## INFORMATION PROVIDED:
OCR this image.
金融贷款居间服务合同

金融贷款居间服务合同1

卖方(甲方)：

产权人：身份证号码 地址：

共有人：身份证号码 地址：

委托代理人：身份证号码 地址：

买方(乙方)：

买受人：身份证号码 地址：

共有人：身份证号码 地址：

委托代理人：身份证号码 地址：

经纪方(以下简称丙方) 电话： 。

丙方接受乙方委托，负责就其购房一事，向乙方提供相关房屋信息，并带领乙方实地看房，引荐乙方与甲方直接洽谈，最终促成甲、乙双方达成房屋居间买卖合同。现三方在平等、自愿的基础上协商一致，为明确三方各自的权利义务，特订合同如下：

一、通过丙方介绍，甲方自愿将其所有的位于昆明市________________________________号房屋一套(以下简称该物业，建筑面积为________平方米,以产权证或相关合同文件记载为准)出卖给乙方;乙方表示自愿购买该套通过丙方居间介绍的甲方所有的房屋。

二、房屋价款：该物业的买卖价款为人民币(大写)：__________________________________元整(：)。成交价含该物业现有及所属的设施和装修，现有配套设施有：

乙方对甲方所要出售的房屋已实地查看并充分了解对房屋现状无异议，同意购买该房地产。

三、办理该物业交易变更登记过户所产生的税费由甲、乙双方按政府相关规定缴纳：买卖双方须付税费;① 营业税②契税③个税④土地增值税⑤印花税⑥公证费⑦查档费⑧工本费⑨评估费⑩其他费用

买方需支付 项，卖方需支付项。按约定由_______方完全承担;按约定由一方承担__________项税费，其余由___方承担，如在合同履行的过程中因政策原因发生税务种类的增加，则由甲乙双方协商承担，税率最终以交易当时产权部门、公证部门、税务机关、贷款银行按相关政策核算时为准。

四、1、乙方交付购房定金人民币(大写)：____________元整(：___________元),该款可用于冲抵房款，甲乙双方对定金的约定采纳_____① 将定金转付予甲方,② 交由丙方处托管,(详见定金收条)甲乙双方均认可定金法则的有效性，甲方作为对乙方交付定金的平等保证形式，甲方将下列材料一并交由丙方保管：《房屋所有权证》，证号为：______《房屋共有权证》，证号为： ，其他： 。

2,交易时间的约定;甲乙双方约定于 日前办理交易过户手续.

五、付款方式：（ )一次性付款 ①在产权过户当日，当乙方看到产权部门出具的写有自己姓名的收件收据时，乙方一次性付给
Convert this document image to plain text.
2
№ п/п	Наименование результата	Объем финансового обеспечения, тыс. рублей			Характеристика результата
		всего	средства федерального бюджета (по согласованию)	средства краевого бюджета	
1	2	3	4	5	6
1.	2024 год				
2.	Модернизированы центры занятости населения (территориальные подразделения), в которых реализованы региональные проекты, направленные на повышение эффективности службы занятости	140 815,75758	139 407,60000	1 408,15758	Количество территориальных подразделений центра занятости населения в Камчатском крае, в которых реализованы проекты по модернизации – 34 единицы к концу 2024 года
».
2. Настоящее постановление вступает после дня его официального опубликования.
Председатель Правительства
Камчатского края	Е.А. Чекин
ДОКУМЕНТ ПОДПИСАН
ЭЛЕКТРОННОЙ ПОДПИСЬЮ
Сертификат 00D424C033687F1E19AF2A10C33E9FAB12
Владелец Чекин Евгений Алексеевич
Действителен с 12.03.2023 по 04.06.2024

## TASK OBJECTIVE:
Copy every line in the records above that contains the word "this".

## FULL ANSWER:
OCR this image.
Convert this document image to plain text.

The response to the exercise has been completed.